[Start Excerpted records]
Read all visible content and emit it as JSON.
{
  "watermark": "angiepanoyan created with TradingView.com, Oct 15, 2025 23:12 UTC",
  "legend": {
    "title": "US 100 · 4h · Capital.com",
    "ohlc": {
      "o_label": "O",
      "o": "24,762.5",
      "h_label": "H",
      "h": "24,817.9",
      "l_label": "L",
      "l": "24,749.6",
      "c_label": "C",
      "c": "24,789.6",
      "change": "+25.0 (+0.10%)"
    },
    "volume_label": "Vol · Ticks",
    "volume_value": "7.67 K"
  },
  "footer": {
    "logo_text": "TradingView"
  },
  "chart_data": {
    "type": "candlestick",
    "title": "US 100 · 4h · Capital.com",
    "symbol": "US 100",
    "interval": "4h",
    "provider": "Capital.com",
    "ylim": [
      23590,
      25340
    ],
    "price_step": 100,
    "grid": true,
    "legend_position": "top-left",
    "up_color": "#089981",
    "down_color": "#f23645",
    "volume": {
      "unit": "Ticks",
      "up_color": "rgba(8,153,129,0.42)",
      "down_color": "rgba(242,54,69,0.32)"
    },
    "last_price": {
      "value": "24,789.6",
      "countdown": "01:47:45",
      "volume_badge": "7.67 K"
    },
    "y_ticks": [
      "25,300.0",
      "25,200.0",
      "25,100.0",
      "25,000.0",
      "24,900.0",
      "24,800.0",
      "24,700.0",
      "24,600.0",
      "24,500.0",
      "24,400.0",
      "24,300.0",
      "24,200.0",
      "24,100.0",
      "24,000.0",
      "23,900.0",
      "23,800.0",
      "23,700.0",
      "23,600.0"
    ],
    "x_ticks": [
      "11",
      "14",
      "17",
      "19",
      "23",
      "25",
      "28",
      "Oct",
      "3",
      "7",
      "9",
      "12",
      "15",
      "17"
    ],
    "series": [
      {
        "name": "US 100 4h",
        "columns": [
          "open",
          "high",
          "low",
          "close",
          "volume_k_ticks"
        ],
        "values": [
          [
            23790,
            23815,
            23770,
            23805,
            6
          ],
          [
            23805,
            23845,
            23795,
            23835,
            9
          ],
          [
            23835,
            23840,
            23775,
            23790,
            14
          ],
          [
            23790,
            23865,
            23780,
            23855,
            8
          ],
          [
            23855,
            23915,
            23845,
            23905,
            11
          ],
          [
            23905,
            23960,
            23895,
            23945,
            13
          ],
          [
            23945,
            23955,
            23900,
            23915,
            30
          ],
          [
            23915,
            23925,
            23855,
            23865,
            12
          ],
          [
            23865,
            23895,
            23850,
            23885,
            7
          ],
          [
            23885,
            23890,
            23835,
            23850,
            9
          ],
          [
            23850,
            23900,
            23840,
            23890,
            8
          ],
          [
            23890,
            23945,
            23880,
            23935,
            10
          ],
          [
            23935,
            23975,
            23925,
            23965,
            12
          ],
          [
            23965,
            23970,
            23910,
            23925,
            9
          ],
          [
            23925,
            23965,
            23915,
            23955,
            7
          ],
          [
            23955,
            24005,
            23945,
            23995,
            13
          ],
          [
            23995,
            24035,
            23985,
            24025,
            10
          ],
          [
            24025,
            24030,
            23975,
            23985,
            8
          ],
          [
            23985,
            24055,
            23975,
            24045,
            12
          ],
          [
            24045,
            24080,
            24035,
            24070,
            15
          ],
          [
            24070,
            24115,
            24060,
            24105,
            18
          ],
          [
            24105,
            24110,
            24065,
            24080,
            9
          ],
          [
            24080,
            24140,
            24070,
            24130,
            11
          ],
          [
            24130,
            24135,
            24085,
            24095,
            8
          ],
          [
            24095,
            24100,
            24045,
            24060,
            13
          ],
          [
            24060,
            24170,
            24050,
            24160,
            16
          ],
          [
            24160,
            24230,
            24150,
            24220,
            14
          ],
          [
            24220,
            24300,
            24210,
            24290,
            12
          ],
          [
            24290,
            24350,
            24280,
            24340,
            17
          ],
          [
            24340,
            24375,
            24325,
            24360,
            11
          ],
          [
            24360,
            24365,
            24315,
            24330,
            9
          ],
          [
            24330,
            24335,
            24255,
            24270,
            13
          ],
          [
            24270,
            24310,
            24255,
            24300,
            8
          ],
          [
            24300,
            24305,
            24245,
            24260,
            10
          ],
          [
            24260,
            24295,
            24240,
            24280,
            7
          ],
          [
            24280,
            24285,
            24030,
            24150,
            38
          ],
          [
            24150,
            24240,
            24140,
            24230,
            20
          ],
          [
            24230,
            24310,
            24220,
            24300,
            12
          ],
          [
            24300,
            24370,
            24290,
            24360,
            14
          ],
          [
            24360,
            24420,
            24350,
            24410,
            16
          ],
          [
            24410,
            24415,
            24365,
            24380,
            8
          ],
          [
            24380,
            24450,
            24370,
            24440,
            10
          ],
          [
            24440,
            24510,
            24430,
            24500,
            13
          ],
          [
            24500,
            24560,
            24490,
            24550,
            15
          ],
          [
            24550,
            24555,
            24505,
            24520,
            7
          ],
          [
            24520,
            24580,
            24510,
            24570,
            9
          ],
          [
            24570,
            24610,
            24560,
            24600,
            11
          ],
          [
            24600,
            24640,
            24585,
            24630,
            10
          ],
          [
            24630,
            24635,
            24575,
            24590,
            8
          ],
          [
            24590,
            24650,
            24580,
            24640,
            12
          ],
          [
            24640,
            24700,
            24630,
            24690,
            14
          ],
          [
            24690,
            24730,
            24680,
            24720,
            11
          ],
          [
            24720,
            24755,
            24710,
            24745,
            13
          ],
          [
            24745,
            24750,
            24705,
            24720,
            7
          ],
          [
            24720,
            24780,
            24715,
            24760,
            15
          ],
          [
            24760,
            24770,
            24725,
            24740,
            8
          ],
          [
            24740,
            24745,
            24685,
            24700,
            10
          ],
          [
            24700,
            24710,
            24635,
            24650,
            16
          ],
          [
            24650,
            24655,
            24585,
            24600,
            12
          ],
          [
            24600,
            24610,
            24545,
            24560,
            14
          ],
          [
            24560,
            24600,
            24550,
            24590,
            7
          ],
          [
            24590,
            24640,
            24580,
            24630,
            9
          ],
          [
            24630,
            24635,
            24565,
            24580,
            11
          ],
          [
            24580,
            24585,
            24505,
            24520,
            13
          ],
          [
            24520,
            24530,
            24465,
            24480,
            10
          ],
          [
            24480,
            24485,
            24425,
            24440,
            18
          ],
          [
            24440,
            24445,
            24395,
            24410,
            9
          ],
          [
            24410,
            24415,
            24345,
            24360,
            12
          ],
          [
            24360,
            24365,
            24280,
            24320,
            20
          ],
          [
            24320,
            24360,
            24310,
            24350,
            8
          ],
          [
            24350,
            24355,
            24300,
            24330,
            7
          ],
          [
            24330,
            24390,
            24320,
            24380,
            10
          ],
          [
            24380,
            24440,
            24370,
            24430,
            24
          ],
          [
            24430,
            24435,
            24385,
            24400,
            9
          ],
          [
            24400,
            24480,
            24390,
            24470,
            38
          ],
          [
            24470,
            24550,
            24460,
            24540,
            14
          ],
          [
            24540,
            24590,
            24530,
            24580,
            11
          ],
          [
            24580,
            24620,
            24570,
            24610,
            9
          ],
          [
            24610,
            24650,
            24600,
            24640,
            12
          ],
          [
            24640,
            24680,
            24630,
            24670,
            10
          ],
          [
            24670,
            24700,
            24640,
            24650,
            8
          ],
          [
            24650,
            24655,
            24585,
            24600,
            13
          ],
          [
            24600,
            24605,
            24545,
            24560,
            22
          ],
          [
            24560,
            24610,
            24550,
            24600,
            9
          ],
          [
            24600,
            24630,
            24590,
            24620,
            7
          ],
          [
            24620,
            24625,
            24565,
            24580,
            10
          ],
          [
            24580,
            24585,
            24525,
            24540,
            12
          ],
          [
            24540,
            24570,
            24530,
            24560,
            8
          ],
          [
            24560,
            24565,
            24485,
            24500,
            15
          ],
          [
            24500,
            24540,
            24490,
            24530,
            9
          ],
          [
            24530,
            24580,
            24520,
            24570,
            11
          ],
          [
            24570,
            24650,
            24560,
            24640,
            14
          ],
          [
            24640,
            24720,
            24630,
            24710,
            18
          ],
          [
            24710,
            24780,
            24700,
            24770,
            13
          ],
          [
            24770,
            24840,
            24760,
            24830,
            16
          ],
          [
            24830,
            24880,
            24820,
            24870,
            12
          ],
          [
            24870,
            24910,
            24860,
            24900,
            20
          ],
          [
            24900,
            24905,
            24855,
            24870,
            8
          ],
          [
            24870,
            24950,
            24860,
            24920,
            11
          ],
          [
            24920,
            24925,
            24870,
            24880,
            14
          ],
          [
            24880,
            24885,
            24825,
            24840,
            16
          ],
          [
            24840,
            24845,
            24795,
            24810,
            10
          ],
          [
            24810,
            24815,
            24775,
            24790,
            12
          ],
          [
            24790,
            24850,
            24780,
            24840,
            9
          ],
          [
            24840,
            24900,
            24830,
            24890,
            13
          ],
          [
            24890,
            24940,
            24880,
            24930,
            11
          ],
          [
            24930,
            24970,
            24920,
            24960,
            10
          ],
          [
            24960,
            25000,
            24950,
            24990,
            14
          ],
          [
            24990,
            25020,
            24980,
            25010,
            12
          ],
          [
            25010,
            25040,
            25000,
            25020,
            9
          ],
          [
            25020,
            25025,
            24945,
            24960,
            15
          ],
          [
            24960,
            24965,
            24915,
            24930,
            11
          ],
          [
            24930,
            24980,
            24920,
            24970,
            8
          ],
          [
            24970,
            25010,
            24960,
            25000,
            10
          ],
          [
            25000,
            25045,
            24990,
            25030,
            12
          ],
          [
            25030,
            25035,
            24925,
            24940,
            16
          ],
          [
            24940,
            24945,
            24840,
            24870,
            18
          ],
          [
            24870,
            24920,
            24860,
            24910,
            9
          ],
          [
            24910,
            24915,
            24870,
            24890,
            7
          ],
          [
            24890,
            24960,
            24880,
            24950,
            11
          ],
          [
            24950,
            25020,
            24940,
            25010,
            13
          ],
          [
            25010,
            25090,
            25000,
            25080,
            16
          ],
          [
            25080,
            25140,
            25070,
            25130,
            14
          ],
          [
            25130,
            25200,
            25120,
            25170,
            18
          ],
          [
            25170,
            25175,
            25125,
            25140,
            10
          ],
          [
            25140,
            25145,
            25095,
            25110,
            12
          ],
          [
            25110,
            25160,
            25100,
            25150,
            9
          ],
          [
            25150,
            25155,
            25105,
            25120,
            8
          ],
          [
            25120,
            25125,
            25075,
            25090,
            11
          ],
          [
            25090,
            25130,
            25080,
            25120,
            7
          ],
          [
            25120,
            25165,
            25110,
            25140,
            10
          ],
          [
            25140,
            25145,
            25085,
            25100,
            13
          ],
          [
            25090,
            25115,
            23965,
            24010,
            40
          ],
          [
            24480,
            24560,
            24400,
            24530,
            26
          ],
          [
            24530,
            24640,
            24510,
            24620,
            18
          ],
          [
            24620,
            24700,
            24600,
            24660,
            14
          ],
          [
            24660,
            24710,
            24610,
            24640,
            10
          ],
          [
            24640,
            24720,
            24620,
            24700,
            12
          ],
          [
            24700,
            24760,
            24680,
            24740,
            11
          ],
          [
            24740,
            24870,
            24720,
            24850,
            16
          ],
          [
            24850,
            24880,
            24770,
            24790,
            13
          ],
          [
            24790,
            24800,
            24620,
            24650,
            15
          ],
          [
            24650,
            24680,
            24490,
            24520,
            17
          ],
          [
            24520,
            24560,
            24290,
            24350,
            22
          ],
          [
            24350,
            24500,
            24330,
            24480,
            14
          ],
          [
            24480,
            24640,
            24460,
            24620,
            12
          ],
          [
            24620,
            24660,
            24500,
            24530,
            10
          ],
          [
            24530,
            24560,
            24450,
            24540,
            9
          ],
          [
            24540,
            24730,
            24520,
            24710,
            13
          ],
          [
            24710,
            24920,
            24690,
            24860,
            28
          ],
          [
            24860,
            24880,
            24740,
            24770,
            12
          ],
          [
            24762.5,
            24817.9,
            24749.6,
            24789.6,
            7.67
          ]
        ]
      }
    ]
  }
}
[End Excerpted records]
**Written exercise:** Give a single number: the count of lines above that include the word "TradingView".

**Solution to this exercise:** 2